> **YOUR OBJECTIVE**
Transcribe every entry word for word, but skip the images.

> **DATA FOR THIS EXERCISE**
(begin)
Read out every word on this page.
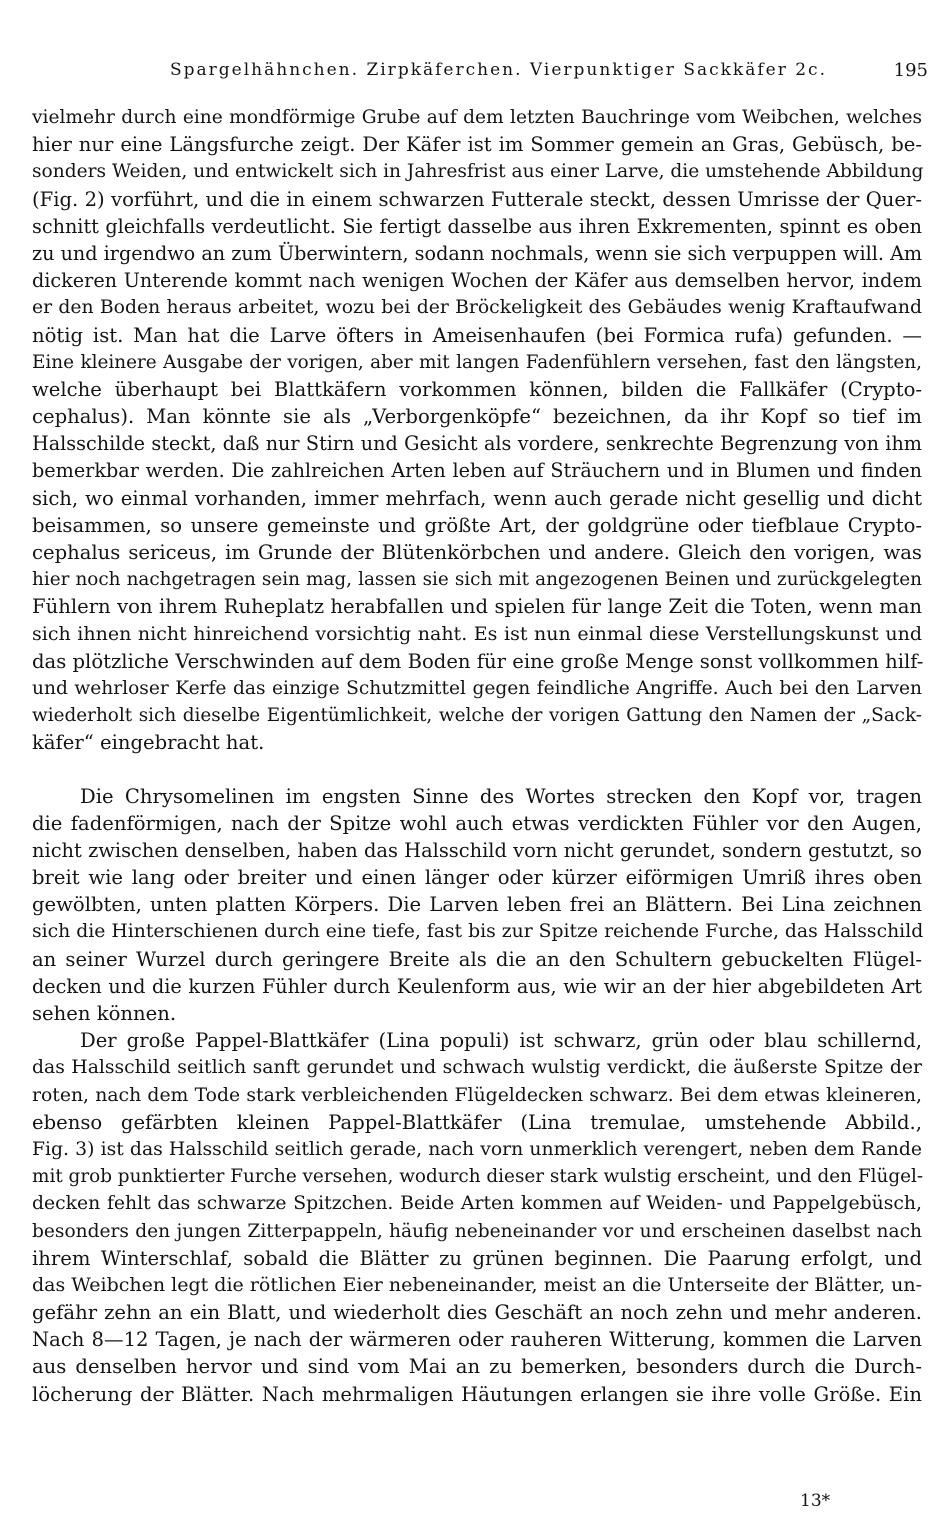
Spargelhähnchen. Zirpkäferchen. Vierpunktiger Sackkäfer 2c.	195
vielmehr durch eine mondförmige Grube auf dem letzten Bauchringe vom Weibchen, welches
hier nur eine Längsfurche zeigt. Der Käfer ist im Sommer gemein an Gras, Gebüsch, be-
sonders Weiden, und entwickelt sich in Jahresfrist aus einer Larve, die umstehende Abbildung
(Fig. 2) vorführt, und die in einem schwarzen Futterale steckt, dessen Umrisse der Quer-
schnitt gleichfalls verdeutlicht. Sie fertigt dasselbe aus ihren Exkrementen, spinnt es oben
zu und irgendwo an zum Überwintern, sodann nochmals, wenn sie sich verpuppen will. Am
dickeren Unterende kommt nach wenigen Wochen der Käfer aus demselben hervor, indem
er den Boden heraus arbeitet, wozu bei der Bröckeligkeit des Gebäudes wenig Kraftaufwand
nötig ist. Man hat die Larve öfters in Ameisenhaufen (bei Formica rufa) gefunden. —
Eine kleinere Ausgabe der vorigen, aber mit langen Fadenfühlern versehen, fast den längsten,
welche überhaupt bei Blattkäfern vorkommen können, bilden die Fallkäfer (Crypto-
cephalus). Man könnte sie als „Verborgenköpfe“ bezeichnen, da ihr Kopf so tief im
Halsschilde steckt, daß nur Stirn und Gesicht als vordere, senkrechte Begrenzung von ihm
bemerkbar werden. Die zahlreichen Arten leben auf Sträuchern und in Blumen und finden
sich, wo einmal vorhanden, immer mehrfach, wenn auch gerade nicht gesellig und dicht
beisammen, so unsere gemeinste und größte Art, der goldgrüne oder tiefblaue Crypto-
cephalus sericeus, im Grunde der Blütenkörbchen und andere. Gleich den vorigen, was
hier noch nachgetragen sein mag, lassen sie sich mit angezogenen Beinen und zurückgelegten
Fühlern von ihrem Ruheplatz herabfallen und spielen für lange Zeit die Toten, wenn man
sich ihnen nicht hinreichend vorsichtig naht. Es ist nun einmal diese Verstellungskunst und
das plötzliche Verschwinden auf dem Boden für eine große Menge sonst vollkommen hilf-
und wehrloser Kerfe das einzige Schutzmittel gegen feindliche Angriffe. Auch bei den Larven
wiederholt sich dieselbe Eigentümlichkeit, welche der vorigen Gattung den Namen der „Sack-
käfer“ eingebracht hat.
Die Chrysomelinen im engsten Sinne des Wortes strecken den Kopf vor, tragen
die fadenförmigen, nach der Spitze wohl auch etwas verdickten Fühler vor den Augen,
nicht zwischen denselben, haben das Halsschild vorn nicht gerundet, sondern gestutzt, so
breit wie lang oder breiter und einen länger oder kürzer eiförmigen Umriß ihres oben
gewölbten, unten platten Körpers. Die Larven leben frei an Blättern. Bei Lina zeichnen
sich die Hinterschienen durch eine tiefe, fast bis zur Spitze reichende Furche, das Halsschild
an seiner Wurzel durch geringere Breite als die an den Schultern gebuckelten Flügel-
decken und die kurzen Fühler durch Keulenform aus, wie wir an der hier abgebildeten Art
sehen können.
Der große Pappel-Blattkäfer (Lina populi) ist schwarz, grün oder blau schillernd,
das Halsschild seitlich sanft gerundet und schwach wulstig verdickt, die äußerste Spitze der
roten, nach dem Tode stark verbleichenden Flügeldecken schwarz. Bei dem etwas kleineren,
ebenso gefärbten kleinen Pappel-Blattkäfer (Lina tremulae, umstehende Abbild.,
Fig. 3) ist das Halsschild seitlich gerade, nach vorn unmerklich verengert, neben dem Rande
mit grob punktierter Furche versehen, wodurch dieser stark wulstig erscheint, und den Flügel-
decken fehlt das schwarze Spitzchen. Beide Arten kommen auf Weiden- und Pappelgebüsch,
besonders den jungen Zitterpappeln, häufig nebeneinander vor und erscheinen daselbst nach
ihrem Winterschlaf, sobald die Blätter zu grünen beginnen. Die Paarung erfolgt, und
das Weibchen legt die rötlichen Eier nebeneinander, meist an die Unterseite der Blätter, un-
gefähr zehn an ein Blatt, und wiederholt dies Geschäft an noch zehn und mehr anderen.
Nach 8—12 Tagen, je nach der wärmeren oder rauheren Witterung, kommen die Larven
aus denselben hervor und sind vom Mai an zu bemerken, besonders durch die Durch-
löcherung der Blätter. Nach mehrmaligen Häutungen erlangen sie ihre volle Größe. Ein
13*
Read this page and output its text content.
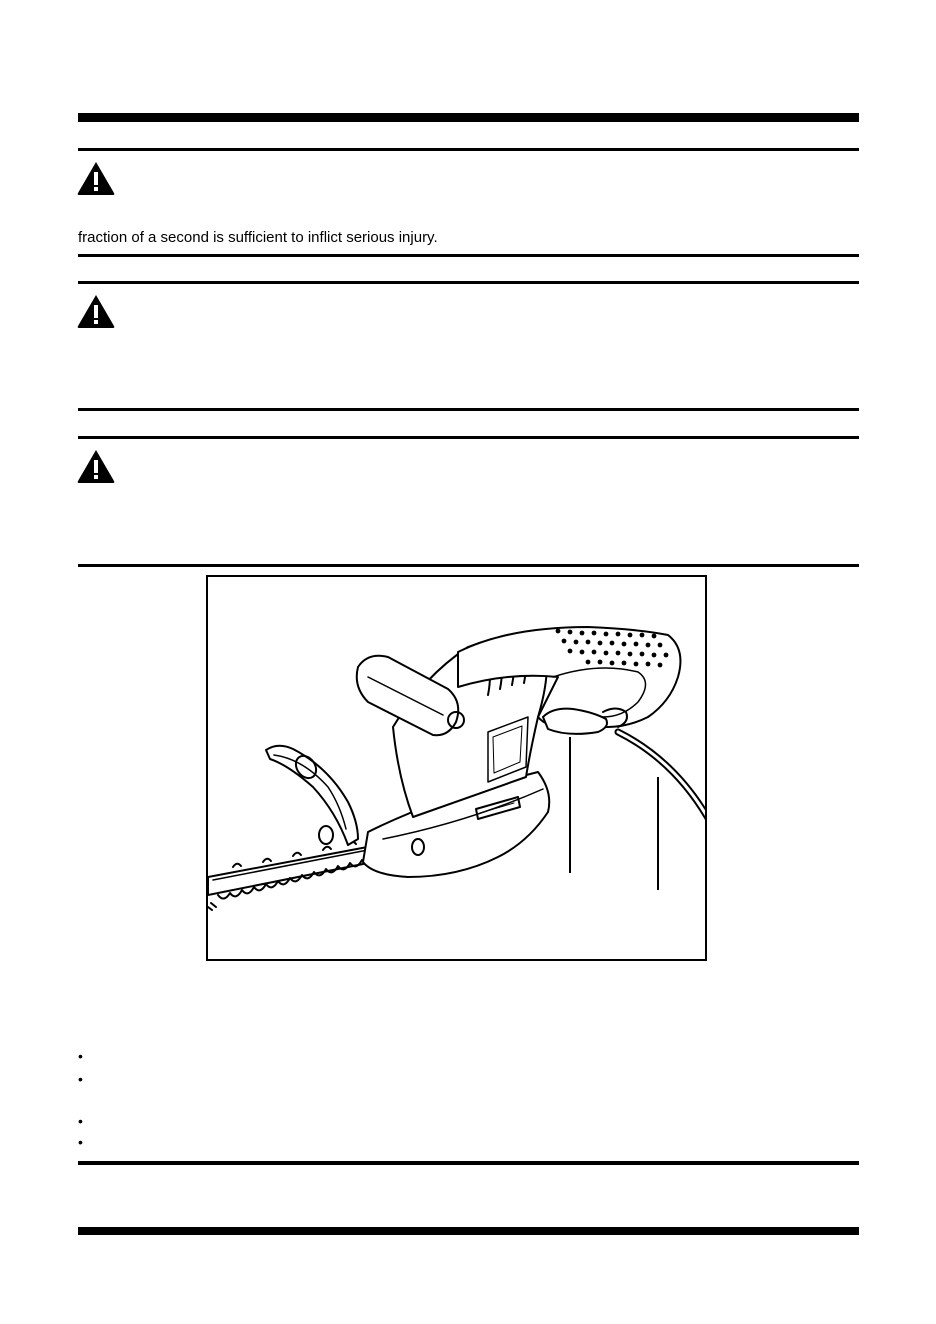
fraction of a second is sufficient to inflict serious injury.
•
•
•
•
(end)
> **THE ANSWER**
Read out every word on this page.
Spargelhähnchen. Zirpkäferchen. Vierpunktiger Sackkäfer 2c.	195
vielmehr durch eine mondförmige Grube auf dem letzten Bauchringe vom Weibchen, welches
hier nur eine Längsfurche zeigt. Der Käfer ist im Sommer gemein an Gras, Gebüsch, be-
sonders Weiden, und entwickelt sich in Jahresfrist aus einer Larve, die umstehende Abbildung
(Fig. 2) vorführt, und die in einem schwarzen Futterale steckt, dessen Umrisse der Quer-
schnitt gleichfalls verdeutlicht. Sie fertigt dasselbe aus ihren Exkrementen, spinnt es oben
zu und irgendwo an zum Überwintern, sodann nochmals, wenn sie sich verpuppen will. Am
dickeren Unterende kommt nach wenigen Wochen der Käfer aus demselben hervor, indem
er den Boden heraus arbeitet, wozu bei der Bröckeligkeit des Gebäudes wenig Kraftaufwand
nötig ist. Man hat die Larve öfters in Ameisenhaufen (bei Formica rufa) gefunden. —
Eine kleinere Ausgabe der vorigen, aber mit langen Fadenfühlern versehen, fast den längsten,
welche überhaupt bei Blattkäfern vorkommen können, bilden die Fallkäfer (Crypto-
cephalus). Man könnte sie als „Verborgenköpfe“ bezeichnen, da ihr Kopf so tief im
Halsschilde steckt, daß nur Stirn und Gesicht als vordere, senkrechte Begrenzung von ihm
bemerkbar werden. Die zahlreichen Arten leben auf Sträuchern und in Blumen und finden
sich, wo einmal vorhanden, immer mehrfach, wenn auch gerade nicht gesellig und dicht
beisammen, so unsere gemeinste und größte Art, der goldgrüne oder tiefblaue Crypto-
cephalus sericeus, im Grunde der Blütenkörbchen und andere. Gleich den vorigen, was
hier noch nachgetragen sein mag, lassen sie sich mit angezogenen Beinen und zurückgelegten
Fühlern von ihrem Ruheplatz herabfallen und spielen für lange Zeit die Toten, wenn man
sich ihnen nicht hinreichend vorsichtig naht. Es ist nun einmal diese Verstellungskunst und
das plötzliche Verschwinden auf dem Boden für eine große Menge sonst vollkommen hilf-
und wehrloser Kerfe das einzige Schutzmittel gegen feindliche Angriffe. Auch bei den Larven
wiederholt sich dieselbe Eigentümlichkeit, welche der vorigen Gattung den Namen der „Sack-
käfer“ eingebracht hat.
Die Chrysomelinen im engsten Sinne des Wortes strecken den Kopf vor, tragen
die fadenförmigen, nach der Spitze wohl auch etwas verdickten Fühler vor den Augen,
nicht zwischen denselben, haben das Halsschild vorn nicht gerundet, sondern gestutzt, so
breit wie lang oder breiter und einen länger oder kürzer eiförmigen Umriß ihres oben
gewölbten, unten platten Körpers. Die Larven leben frei an Blättern. Bei Lina zeichnen
sich die Hinterschienen durch eine tiefe, fast bis zur Spitze reichende Furche, das Halsschild
an seiner Wurzel durch geringere Breite als die an den Schultern gebuckelten Flügel-
decken und die kurzen Fühler durch Keulenform aus, wie wir an der hier abgebildeten Art
sehen können.
Der große Pappel-Blattkäfer (Lina populi) ist schwarz, grün oder blau schillernd,
das Halsschild seitlich sanft gerundet und schwach wulstig verdickt, die äußerste Spitze der
roten, nach dem Tode stark verbleichenden Flügeldecken schwarz. Bei dem etwas kleineren,
ebenso gefärbten kleinen Pappel-Blattkäfer (Lina tremulae, umstehende Abbild.,
Fig. 3) ist das Halsschild seitlich gerade, nach vorn unmerklich verengert, neben dem Rande
mit grob punktierter Furche versehen, wodurch dieser stark wulstig erscheint, und den Flügel-
decken fehlt das schwarze Spitzchen. Beide Arten kommen auf Weiden- und Pappelgebüsch,
besonders den jungen Zitterpappeln, häufig nebeneinander vor und erscheinen daselbst nach
ihrem Winterschlaf, sobald die Blätter zu grünen beginnen. Die Paarung erfolgt, und
das Weibchen legt die rötlichen Eier nebeneinander, meist an die Unterseite der Blätter, un-
gefähr zehn an ein Blatt, und wiederholt dies Geschäft an noch zehn und mehr anderen.
Nach 8—12 Tagen, je nach der wärmeren oder rauheren Witterung, kommen die Larven
aus denselben hervor und sind vom Mai an zu bemerken, besonders durch die Durch-
löcherung der Blätter. Nach mehrmaligen Häutungen erlangen sie ihre volle Größe. Ein
13*
Read this page and output its text content.
fraction of a second is sufficient to inflict serious injury.
•
•
•
•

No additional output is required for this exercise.